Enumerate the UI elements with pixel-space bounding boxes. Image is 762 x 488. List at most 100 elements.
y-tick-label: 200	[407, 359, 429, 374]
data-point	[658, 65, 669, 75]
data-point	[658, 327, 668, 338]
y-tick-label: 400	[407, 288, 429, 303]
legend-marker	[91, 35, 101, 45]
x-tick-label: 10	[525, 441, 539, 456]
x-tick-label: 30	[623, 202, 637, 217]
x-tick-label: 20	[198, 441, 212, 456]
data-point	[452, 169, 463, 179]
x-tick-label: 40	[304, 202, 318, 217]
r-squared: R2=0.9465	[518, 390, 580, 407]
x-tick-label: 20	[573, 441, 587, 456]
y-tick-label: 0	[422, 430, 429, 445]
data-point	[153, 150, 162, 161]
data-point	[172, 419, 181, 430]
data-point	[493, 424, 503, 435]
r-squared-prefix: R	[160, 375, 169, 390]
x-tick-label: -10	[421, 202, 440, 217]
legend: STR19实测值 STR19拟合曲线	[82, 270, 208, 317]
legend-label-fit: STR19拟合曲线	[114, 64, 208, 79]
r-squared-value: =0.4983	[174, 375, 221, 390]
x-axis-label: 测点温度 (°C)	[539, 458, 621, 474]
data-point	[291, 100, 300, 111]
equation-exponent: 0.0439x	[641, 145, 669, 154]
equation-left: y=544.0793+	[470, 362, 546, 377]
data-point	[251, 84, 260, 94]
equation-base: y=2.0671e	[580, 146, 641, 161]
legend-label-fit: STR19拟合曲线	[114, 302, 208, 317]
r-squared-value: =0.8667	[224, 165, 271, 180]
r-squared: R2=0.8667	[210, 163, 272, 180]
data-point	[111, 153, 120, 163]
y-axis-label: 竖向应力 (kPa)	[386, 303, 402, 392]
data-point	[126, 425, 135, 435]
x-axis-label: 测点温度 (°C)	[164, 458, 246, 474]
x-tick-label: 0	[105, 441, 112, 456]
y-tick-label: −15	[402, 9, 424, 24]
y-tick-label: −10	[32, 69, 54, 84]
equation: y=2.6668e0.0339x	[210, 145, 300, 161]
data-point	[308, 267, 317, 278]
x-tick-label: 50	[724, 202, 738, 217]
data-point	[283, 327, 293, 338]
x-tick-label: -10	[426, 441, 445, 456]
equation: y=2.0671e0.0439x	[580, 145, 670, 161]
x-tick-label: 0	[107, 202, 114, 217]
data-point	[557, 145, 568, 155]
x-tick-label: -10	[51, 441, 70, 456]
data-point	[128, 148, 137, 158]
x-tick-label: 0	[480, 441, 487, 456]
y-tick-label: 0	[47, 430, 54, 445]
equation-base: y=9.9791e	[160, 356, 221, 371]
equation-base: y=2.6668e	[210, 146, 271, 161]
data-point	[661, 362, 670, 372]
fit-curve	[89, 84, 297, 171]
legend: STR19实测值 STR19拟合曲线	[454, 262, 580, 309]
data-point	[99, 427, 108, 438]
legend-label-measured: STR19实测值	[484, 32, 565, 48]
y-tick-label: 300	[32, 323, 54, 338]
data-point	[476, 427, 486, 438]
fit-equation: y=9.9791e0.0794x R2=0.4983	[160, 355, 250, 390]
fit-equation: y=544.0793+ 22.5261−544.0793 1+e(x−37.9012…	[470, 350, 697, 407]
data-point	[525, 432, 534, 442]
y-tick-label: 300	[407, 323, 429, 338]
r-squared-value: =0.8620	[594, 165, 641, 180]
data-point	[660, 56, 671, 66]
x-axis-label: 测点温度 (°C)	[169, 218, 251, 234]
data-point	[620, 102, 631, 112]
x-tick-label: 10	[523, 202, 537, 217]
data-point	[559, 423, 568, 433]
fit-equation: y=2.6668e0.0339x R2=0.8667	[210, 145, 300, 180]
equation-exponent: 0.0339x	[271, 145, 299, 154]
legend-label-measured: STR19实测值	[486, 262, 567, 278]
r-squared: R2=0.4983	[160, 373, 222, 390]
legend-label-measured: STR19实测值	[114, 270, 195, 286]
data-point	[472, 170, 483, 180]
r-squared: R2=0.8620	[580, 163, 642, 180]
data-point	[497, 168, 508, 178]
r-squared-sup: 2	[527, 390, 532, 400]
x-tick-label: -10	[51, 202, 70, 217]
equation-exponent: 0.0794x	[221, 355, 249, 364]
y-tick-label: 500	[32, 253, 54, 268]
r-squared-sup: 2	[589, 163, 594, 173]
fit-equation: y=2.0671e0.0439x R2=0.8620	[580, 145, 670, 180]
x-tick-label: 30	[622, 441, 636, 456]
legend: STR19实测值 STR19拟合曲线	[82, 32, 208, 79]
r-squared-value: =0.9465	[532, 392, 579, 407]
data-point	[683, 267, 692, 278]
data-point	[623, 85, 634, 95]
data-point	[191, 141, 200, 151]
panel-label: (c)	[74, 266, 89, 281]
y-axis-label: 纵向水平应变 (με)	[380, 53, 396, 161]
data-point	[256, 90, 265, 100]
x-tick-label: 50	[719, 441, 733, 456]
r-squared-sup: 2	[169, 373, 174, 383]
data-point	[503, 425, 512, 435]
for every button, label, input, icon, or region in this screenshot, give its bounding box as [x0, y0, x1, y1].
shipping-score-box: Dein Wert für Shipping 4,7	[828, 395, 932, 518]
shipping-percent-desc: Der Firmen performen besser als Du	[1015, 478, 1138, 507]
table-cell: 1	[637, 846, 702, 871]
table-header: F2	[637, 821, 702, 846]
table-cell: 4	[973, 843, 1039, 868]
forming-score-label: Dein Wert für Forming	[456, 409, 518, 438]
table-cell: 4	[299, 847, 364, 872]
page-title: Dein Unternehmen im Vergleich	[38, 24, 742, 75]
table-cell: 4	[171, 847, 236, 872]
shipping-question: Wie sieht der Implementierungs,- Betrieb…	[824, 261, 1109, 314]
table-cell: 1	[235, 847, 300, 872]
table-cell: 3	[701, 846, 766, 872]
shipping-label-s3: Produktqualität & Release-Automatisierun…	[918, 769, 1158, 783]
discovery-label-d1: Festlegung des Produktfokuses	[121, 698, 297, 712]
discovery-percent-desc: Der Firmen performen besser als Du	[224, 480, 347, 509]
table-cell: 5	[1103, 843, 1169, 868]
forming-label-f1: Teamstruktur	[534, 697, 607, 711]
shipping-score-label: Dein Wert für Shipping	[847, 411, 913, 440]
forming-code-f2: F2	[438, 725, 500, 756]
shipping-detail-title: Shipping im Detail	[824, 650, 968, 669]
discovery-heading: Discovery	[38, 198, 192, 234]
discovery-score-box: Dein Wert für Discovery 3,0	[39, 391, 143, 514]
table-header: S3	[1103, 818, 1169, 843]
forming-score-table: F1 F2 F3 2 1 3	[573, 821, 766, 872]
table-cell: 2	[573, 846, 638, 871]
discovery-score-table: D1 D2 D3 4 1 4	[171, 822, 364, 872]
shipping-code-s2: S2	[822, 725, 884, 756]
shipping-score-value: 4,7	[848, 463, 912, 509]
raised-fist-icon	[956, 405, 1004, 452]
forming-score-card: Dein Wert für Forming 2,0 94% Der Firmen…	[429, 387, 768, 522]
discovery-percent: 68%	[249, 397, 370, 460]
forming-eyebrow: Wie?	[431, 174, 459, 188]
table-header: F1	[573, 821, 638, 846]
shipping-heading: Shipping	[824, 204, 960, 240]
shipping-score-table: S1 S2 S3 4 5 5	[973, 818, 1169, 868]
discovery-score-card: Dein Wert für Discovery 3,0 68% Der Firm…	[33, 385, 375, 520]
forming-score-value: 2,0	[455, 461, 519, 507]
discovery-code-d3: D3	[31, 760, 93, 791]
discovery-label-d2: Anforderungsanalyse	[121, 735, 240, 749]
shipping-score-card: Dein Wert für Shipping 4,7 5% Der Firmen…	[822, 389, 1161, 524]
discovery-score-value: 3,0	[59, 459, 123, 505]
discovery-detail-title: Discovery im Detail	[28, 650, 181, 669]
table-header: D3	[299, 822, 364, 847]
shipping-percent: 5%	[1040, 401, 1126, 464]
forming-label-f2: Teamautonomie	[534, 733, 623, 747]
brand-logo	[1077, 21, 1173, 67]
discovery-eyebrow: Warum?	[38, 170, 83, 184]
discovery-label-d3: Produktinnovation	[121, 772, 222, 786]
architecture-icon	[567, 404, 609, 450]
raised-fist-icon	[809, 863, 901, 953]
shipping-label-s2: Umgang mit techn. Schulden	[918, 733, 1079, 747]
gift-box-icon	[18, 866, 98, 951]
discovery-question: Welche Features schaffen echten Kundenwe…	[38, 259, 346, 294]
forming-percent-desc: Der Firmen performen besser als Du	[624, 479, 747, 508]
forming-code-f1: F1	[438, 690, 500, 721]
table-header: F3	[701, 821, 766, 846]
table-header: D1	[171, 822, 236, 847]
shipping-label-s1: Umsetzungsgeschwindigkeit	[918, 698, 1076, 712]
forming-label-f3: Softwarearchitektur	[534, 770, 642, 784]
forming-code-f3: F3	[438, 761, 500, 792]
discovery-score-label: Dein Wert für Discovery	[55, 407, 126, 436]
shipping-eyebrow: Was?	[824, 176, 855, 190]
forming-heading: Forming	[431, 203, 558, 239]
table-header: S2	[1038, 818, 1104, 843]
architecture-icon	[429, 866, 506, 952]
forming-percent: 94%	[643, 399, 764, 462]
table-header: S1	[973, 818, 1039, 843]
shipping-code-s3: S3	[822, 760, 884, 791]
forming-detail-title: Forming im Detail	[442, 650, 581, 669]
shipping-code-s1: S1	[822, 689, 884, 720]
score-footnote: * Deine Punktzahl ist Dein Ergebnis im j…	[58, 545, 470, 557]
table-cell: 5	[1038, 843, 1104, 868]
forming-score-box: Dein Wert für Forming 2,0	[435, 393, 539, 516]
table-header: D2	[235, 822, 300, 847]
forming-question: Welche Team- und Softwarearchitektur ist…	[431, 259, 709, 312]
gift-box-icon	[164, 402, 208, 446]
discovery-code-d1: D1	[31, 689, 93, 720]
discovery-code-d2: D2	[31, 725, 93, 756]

⁂

_Goal_
Copy out everything from the start of the data down to the line containing "390, 580, 407]", swapping "data-point" for "scatter-marker" wherever it occurs and leaving everything else unchanged. Give only those lines.

_Result of this task_
Enumerate the UI elements with pixel-space bounding boxes. Image is 762 x 488. List at most 100 elements.
y-tick-label: 200	[407, 359, 429, 374]
scatter-marker	[658, 65, 669, 75]
scatter-marker	[658, 327, 668, 338]
y-tick-label: 400	[407, 288, 429, 303]
legend-marker	[91, 35, 101, 45]
x-tick-label: 10	[525, 441, 539, 456]
x-tick-label: 30	[623, 202, 637, 217]
x-tick-label: 20	[198, 441, 212, 456]
scatter-marker	[452, 169, 463, 179]
x-tick-label: 40	[304, 202, 318, 217]
r-squared: R2=0.9465	[518, 390, 580, 407]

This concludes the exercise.